- Brief: Make a tally of the lines in the records that include the string "übertragen", and give only that number.

---+---

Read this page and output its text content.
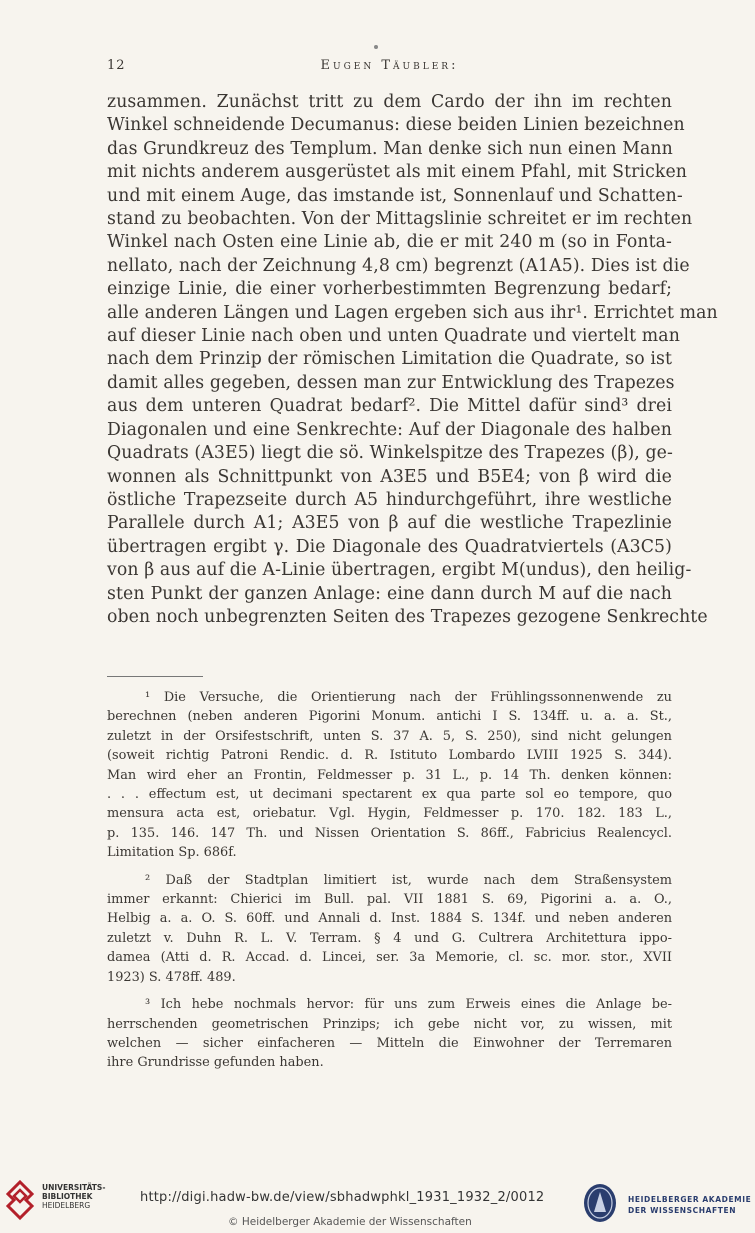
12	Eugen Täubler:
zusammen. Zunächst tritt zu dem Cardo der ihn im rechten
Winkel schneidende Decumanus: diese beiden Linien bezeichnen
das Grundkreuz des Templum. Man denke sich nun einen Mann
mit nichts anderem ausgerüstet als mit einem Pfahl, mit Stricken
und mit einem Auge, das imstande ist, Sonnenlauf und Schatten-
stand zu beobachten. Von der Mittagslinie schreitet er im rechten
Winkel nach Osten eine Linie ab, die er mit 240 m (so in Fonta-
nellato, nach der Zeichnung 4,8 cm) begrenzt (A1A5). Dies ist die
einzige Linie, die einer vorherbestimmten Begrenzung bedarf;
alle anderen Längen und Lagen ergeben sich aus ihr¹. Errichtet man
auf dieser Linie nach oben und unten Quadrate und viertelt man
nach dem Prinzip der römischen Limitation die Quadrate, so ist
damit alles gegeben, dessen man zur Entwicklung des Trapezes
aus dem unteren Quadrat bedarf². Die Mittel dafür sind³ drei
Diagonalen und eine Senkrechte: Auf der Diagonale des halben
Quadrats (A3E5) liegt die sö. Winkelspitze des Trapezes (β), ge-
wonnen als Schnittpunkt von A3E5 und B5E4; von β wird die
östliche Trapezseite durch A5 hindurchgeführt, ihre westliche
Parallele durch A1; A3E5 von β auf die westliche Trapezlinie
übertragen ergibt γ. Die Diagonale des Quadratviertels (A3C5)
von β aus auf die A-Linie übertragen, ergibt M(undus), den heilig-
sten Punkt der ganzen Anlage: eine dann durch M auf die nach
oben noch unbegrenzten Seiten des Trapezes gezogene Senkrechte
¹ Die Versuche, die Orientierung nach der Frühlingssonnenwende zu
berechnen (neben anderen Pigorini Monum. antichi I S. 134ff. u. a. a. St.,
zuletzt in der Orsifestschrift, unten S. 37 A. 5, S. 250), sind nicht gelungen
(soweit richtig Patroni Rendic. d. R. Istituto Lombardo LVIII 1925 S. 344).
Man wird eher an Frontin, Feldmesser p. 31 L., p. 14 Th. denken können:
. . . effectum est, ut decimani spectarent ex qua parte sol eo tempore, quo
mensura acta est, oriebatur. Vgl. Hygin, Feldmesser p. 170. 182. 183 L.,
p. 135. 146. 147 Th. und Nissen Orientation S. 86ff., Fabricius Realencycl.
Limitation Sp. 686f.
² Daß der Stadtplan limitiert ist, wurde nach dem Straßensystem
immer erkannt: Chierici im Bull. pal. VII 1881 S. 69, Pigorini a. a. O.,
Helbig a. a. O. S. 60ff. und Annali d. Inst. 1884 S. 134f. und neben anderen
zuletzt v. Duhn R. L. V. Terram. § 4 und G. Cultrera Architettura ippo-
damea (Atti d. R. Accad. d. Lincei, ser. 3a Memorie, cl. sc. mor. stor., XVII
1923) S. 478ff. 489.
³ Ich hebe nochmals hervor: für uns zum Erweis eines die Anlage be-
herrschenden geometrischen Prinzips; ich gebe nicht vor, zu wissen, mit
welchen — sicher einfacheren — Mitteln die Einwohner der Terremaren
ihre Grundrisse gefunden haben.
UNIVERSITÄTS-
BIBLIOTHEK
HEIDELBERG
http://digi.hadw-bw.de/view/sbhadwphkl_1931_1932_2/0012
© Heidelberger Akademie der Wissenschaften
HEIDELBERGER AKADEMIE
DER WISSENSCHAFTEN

---+---

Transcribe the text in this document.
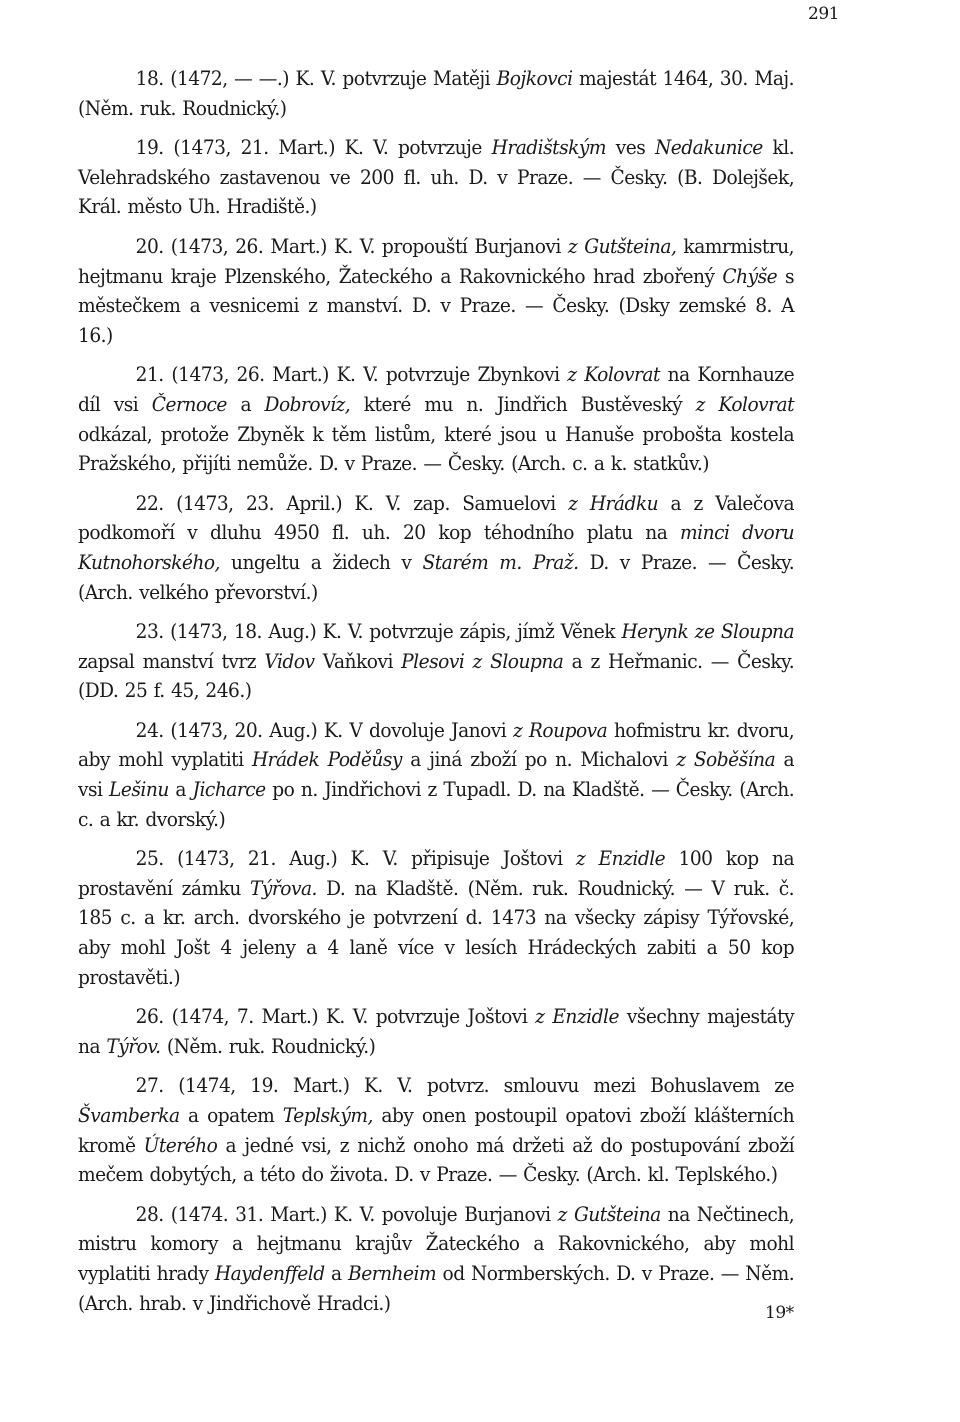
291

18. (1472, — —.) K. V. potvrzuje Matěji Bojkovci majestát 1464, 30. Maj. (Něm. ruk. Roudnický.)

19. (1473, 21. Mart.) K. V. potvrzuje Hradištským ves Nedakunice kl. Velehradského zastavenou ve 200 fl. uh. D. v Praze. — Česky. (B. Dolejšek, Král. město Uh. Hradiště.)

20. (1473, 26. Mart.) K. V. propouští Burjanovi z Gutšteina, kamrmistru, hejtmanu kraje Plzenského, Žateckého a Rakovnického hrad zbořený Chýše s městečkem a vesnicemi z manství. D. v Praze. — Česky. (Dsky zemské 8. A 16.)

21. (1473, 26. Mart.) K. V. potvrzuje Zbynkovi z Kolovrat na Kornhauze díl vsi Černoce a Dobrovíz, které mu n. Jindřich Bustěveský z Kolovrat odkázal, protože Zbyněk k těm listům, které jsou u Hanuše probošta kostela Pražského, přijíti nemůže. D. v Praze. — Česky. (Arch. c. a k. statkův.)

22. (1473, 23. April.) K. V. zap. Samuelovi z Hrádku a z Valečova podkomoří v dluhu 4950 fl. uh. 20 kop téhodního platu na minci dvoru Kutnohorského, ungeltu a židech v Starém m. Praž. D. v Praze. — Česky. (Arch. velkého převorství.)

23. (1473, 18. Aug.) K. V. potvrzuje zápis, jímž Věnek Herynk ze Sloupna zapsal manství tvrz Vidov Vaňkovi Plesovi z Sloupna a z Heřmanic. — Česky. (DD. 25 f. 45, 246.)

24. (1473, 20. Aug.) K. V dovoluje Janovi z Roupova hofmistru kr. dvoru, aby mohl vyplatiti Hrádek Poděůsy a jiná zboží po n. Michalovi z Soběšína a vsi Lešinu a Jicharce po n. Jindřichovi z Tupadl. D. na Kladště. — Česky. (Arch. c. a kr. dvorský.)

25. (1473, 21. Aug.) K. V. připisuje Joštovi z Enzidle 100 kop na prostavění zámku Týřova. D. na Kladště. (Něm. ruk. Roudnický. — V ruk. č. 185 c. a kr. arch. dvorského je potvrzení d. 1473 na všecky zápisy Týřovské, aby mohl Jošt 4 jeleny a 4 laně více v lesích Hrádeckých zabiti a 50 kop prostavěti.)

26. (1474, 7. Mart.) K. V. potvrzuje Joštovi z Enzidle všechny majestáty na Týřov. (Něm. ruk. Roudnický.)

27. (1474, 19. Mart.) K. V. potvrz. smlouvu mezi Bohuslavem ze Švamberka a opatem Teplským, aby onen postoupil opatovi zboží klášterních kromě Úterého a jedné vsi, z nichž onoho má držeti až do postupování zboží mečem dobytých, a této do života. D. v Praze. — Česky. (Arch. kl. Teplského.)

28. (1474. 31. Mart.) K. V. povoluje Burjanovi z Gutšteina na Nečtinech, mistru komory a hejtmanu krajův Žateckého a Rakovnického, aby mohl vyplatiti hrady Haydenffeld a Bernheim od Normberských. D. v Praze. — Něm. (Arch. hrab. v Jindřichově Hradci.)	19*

---+---

- The completed task: 2